__EXERCISE OBJECTIVE__
Exactly as they appear, output all of the entries.
+++ PROVIDED MATERIAL
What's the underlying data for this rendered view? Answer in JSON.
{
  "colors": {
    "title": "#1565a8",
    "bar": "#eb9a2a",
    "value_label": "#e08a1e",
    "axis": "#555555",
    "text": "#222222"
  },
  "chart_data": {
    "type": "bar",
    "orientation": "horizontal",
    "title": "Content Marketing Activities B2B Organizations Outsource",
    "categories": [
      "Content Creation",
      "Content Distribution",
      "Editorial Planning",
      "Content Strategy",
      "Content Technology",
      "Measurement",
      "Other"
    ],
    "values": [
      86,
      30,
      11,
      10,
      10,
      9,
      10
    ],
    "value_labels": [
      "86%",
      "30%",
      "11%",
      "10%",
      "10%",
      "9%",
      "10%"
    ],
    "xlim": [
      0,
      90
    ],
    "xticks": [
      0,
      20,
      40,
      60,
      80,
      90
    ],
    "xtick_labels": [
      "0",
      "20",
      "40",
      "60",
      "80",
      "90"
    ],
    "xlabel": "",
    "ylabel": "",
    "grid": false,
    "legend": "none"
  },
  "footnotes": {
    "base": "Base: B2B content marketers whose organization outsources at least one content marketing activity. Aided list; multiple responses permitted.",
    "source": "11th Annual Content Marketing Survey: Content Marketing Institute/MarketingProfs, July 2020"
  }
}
++++++
__TASK ANSWER__
What's the underlying data for this rendered view? Answer in JSON.
{
  "colors": {
    "title": "#1565a8",
    "bar": "#eb9a2a",
    "value_label": "#e08a1e",
    "axis": "#555555",
    "text": "#222222"
  },
  "chart_data": {
    "type": "bar",
    "orientation": "horizontal",
    "title": "Content Marketing Activities B2B Organizations Outsource",
    "categories": [
      "Content Creation",
      "Content Distribution",
      "Editorial Planning",
      "Content Strategy",
      "Content Technology",
      "Measurement",
      "Other"
    ],
    "values": [
      86,
      30,
      11,
      10,
      10,
      9,
      10
    ],
    "value_labels": [
      "86%",
      "30%",
      "11%",
      "10%",
      "10%",
      "9%",
      "10%"
    ],
    "xlim": [
      0,
      90
    ],
    "xticks": [
      0,
      20,
      40,
      60,
      80,
      90
    ],
    "xtick_labels": [
      "0",
      "20",
      "40",
      "60",
      "80",
      "90"
    ],
    "xlabel": "",
    "ylabel": "",
    "grid": false,
    "legend": "none"
  },
  "footnotes": {
    "base": "Base: B2B content marketers whose organization outsources at least one content marketing activity. Aided list; multiple responses permitted.",
    "source": "11th Annual Content Marketing Survey: Content Marketing Institute/MarketingProfs, July 2020"
  }
}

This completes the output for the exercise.